▶ [THE TASK]: Reproduce every one of the records below verbatim, keeping each line and its order unchanged.

━━━ MATERIAL SHOWN ━━━

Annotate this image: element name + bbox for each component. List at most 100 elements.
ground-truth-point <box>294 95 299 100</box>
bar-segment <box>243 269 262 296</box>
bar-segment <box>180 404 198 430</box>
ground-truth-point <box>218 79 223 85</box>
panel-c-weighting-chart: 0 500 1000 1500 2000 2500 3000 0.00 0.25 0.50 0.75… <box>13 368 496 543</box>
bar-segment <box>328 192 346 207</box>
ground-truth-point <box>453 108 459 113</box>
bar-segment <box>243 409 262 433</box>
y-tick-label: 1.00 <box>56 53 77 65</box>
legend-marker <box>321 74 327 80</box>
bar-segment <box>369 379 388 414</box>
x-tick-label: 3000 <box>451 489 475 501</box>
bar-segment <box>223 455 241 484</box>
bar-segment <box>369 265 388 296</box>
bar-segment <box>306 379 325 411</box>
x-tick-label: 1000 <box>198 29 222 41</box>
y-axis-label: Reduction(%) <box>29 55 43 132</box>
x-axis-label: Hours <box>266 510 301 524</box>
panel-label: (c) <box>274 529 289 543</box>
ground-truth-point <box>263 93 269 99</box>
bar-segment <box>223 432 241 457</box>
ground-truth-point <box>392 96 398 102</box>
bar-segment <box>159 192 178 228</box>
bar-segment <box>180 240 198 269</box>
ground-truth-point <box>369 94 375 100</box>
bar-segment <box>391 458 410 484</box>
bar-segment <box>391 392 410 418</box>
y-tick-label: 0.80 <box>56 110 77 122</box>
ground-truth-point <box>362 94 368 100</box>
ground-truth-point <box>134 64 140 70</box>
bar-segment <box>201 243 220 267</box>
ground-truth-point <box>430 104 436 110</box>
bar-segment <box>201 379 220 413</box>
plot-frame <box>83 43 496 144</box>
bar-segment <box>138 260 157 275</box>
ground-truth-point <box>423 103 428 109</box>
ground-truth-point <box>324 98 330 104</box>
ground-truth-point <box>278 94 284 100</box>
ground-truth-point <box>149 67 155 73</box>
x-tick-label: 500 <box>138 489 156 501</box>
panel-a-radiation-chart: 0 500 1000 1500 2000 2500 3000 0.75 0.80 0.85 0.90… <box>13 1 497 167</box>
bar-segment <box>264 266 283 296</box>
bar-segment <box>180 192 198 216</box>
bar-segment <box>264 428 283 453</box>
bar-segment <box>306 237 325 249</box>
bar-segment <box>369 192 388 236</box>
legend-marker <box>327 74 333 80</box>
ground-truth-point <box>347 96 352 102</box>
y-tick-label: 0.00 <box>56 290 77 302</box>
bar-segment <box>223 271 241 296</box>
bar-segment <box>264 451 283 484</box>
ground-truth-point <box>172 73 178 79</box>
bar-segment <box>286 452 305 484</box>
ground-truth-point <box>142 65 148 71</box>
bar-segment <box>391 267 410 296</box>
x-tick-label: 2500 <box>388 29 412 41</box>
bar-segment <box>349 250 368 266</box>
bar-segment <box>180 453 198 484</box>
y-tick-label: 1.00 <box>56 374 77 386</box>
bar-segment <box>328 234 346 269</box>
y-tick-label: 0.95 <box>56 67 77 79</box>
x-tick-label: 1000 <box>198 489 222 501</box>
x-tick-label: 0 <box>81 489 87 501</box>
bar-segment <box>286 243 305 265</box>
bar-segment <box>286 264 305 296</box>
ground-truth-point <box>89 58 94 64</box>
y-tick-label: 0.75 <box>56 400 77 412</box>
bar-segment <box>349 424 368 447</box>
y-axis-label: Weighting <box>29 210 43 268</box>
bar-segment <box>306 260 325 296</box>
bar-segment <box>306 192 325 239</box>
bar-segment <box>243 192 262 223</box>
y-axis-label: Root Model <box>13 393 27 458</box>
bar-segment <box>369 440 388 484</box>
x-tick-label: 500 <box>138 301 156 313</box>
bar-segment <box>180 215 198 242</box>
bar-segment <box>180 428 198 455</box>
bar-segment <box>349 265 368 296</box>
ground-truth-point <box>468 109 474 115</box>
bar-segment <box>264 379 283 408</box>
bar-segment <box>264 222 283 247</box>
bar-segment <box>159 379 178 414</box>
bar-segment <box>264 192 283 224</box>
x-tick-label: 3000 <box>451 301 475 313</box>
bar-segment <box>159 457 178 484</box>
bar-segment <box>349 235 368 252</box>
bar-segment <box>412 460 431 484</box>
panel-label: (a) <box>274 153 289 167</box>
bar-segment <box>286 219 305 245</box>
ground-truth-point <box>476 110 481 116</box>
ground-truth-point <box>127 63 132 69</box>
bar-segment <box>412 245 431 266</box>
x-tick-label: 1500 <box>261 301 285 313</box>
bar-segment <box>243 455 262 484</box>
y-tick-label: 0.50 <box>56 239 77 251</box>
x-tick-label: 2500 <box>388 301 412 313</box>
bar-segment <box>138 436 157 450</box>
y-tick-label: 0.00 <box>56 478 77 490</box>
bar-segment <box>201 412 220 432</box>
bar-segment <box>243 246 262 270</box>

━━━

▶ [FINAL RESULT]:
Annotate this image: element name + bbox for each component. List at most 100 elements.
ground-truth-point <box>294 95 299 100</box>
bar-segment <box>243 269 262 296</box>
bar-segment <box>180 404 198 430</box>
ground-truth-point <box>218 79 223 85</box>
panel-c-weighting-chart: 0 500 1000 1500 2000 2500 3000 0.00 0.25 0.50 0.75… <box>13 368 496 543</box>
bar-segment <box>328 192 346 207</box>
ground-truth-point <box>453 108 459 113</box>
bar-segment <box>243 409 262 433</box>
y-tick-label: 1.00 <box>56 53 77 65</box>
legend-marker <box>321 74 327 80</box>
bar-segment <box>369 379 388 414</box>
x-tick-label: 3000 <box>451 489 475 501</box>
bar-segment <box>223 455 241 484</box>
bar-segment <box>369 265 388 296</box>
bar-segment <box>306 379 325 411</box>
x-tick-label: 1000 <box>198 29 222 41</box>
y-axis-label: Reduction(%) <box>29 55 43 132</box>
x-axis-label: Hours <box>266 510 301 524</box>
panel-label: (c) <box>274 529 289 543</box>
ground-truth-point <box>263 93 269 99</box>
bar-segment <box>223 432 241 457</box>
ground-truth-point <box>392 96 398 102</box>
bar-segment <box>159 192 178 228</box>
bar-segment <box>180 240 198 269</box>
ground-truth-point <box>369 94 375 100</box>
bar-segment <box>391 458 410 484</box>
bar-segment <box>391 392 410 418</box>
y-tick-label: 0.80 <box>56 110 77 122</box>
ground-truth-point <box>362 94 368 100</box>
ground-truth-point <box>134 64 140 70</box>
bar-segment <box>201 243 220 267</box>
ground-truth-point <box>430 104 436 110</box>
bar-segment <box>201 379 220 413</box>
plot-frame <box>83 43 496 144</box>
bar-segment <box>138 260 157 275</box>
ground-truth-point <box>423 103 428 109</box>
ground-truth-point <box>324 98 330 104</box>
ground-truth-point <box>278 94 284 100</box>
ground-truth-point <box>149 67 155 73</box>
x-tick-label: 500 <box>138 489 156 501</box>
panel-a-radiation-chart: 0 500 1000 1500 2000 2500 3000 0.75 0.80 0.85 0.90… <box>13 1 497 167</box>
bar-segment <box>264 266 283 296</box>
bar-segment <box>180 192 198 216</box>
bar-segment <box>264 428 283 453</box>
bar-segment <box>306 237 325 249</box>
bar-segment <box>369 192 388 236</box>
legend-marker <box>327 74 333 80</box>
ground-truth-point <box>347 96 352 102</box>
y-tick-label: 0.00 <box>56 290 77 302</box>
bar-segment <box>223 271 241 296</box>
bar-segment <box>264 451 283 484</box>
ground-truth-point <box>172 73 178 79</box>
bar-segment <box>286 452 305 484</box>
ground-truth-point <box>142 65 148 71</box>
bar-segment <box>391 267 410 296</box>
x-tick-label: 2500 <box>388 29 412 41</box>
bar-segment <box>349 250 368 266</box>
bar-segment <box>180 453 198 484</box>
y-tick-label: 1.00 <box>56 374 77 386</box>
bar-segment <box>328 234 346 269</box>
y-tick-label: 0.95 <box>56 67 77 79</box>
x-tick-label: 1000 <box>198 489 222 501</box>
x-tick-label: 0 <box>81 489 87 501</box>
bar-segment <box>286 243 305 265</box>
bar-segment <box>286 264 305 296</box>
ground-truth-point <box>89 58 94 64</box>
y-tick-label: 0.75 <box>56 400 77 412</box>
bar-segment <box>349 424 368 447</box>
y-axis-label: Weighting <box>29 210 43 268</box>
bar-segment <box>306 260 325 296</box>
bar-segment <box>306 192 325 239</box>
bar-segment <box>243 192 262 223</box>
y-axis-label: Root Model <box>13 393 27 458</box>
bar-segment <box>369 440 388 484</box>
x-tick-label: 500 <box>138 301 156 313</box>
bar-segment <box>180 215 198 242</box>
bar-segment <box>180 428 198 455</box>
bar-segment <box>349 265 368 296</box>
ground-truth-point <box>468 109 474 115</box>
bar-segment <box>264 379 283 408</box>
bar-segment <box>264 222 283 247</box>
bar-segment <box>159 379 178 414</box>
bar-segment <box>264 192 283 224</box>
x-tick-label: 3000 <box>451 301 475 313</box>
bar-segment <box>159 457 178 484</box>
bar-segment <box>349 235 368 252</box>
bar-segment <box>412 460 431 484</box>
panel-label: (a) <box>274 153 289 167</box>
bar-segment <box>286 219 305 245</box>
ground-truth-point <box>476 110 481 116</box>
ground-truth-point <box>127 63 132 69</box>
bar-segment <box>412 245 431 266</box>
x-tick-label: 1500 <box>261 301 285 313</box>
bar-segment <box>243 455 262 484</box>
y-tick-label: 0.50 <box>56 239 77 251</box>
x-tick-label: 2500 <box>388 301 412 313</box>
bar-segment <box>138 436 157 450</box>
y-tick-label: 0.00 <box>56 478 77 490</box>
bar-segment <box>201 412 220 432</box>
bar-segment <box>243 246 262 270</box>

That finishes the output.